» **EXERCISE DESCRIPTION**
Read through the data and report every line in which the word "this" occurs.

» **DATASET CONTENT**
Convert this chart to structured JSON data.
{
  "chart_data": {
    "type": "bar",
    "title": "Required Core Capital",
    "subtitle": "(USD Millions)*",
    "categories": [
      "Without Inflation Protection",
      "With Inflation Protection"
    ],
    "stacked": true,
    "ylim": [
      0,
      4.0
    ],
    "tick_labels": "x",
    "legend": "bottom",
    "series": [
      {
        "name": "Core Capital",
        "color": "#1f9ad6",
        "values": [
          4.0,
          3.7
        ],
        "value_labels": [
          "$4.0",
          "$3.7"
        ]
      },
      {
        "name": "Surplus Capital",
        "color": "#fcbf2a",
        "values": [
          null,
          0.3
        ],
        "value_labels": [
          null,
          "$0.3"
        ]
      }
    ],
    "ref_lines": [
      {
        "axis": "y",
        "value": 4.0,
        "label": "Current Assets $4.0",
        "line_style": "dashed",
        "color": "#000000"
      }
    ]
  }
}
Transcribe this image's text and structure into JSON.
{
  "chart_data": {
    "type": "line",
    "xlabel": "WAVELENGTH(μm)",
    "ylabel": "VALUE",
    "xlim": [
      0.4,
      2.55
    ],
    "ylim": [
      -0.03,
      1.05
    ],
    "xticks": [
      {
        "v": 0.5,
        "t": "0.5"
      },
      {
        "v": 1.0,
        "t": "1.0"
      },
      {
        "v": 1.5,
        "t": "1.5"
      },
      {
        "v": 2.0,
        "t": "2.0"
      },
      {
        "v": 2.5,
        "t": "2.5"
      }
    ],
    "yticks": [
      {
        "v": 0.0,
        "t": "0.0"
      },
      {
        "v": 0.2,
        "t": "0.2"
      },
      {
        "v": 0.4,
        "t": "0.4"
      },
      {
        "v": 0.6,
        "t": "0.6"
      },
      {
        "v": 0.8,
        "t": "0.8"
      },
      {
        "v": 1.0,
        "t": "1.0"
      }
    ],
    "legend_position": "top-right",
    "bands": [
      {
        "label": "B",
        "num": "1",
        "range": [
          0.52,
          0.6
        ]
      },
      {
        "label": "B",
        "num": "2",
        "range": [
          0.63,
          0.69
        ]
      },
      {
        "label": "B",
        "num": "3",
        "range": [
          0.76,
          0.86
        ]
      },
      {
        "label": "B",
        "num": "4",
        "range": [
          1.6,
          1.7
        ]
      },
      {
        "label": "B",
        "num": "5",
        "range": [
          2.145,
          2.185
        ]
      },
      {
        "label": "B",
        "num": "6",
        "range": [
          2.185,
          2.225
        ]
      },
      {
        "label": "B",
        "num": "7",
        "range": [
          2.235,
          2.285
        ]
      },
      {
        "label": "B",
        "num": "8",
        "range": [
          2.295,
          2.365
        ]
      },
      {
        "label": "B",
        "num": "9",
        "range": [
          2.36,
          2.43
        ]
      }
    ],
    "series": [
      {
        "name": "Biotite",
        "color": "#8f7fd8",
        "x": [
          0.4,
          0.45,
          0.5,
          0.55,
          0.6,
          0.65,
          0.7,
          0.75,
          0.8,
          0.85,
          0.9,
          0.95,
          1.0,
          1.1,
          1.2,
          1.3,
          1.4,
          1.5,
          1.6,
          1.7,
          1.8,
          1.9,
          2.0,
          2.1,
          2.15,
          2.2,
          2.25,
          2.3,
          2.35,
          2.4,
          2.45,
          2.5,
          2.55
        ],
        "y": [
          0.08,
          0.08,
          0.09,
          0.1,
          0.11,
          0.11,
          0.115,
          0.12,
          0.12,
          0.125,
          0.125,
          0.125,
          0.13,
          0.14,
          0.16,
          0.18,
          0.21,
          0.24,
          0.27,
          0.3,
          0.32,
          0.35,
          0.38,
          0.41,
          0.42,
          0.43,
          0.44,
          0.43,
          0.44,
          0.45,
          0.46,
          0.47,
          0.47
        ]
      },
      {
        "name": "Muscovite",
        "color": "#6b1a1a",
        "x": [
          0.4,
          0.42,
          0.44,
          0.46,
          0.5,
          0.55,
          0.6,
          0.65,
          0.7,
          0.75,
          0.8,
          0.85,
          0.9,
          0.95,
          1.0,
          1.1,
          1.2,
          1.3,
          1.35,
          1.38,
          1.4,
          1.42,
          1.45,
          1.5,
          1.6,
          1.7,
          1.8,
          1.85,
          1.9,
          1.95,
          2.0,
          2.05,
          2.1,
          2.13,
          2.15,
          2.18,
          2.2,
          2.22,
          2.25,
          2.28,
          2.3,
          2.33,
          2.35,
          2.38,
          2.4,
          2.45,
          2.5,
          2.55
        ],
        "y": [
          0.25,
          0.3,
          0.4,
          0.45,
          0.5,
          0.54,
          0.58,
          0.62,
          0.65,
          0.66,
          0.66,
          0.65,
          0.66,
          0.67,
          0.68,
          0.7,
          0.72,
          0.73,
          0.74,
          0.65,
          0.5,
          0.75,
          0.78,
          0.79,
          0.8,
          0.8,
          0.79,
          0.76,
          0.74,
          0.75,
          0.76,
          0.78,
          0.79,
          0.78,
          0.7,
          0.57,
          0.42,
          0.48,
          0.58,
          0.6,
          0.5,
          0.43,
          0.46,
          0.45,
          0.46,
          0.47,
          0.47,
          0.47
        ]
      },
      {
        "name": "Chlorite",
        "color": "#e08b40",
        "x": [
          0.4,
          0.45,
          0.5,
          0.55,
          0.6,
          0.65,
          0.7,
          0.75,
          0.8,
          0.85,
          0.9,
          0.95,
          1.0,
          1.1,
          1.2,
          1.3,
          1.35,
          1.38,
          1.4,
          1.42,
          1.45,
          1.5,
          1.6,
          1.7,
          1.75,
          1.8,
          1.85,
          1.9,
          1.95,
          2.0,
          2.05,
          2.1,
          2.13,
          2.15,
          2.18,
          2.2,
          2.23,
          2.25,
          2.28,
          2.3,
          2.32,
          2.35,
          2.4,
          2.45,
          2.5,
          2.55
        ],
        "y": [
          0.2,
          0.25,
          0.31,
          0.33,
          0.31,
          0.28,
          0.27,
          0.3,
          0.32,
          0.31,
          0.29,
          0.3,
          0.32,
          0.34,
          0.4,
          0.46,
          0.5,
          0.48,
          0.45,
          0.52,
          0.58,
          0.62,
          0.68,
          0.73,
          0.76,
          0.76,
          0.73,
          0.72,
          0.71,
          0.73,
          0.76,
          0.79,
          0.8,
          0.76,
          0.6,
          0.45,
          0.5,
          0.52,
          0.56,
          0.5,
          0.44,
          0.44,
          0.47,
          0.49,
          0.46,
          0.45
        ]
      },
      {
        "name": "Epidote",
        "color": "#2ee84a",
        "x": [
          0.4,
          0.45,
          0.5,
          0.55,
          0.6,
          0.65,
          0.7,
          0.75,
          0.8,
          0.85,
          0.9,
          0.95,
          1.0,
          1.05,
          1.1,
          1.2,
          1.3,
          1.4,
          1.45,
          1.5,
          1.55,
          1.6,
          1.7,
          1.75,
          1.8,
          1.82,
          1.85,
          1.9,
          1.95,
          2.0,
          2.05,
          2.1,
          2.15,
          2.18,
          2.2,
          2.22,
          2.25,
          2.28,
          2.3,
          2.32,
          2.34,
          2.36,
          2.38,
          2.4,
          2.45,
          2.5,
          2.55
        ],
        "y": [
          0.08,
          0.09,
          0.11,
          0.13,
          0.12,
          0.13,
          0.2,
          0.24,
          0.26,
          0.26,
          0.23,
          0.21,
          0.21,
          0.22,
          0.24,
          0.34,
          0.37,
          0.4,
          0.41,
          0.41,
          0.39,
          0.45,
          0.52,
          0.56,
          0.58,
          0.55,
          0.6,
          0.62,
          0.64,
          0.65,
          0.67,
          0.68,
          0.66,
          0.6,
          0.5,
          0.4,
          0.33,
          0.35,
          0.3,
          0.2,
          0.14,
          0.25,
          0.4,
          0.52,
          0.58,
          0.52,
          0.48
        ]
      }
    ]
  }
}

» **THE ANSWER**
Convert this chart to structured JSON data.
Transcribe this image's text and structure into JSON.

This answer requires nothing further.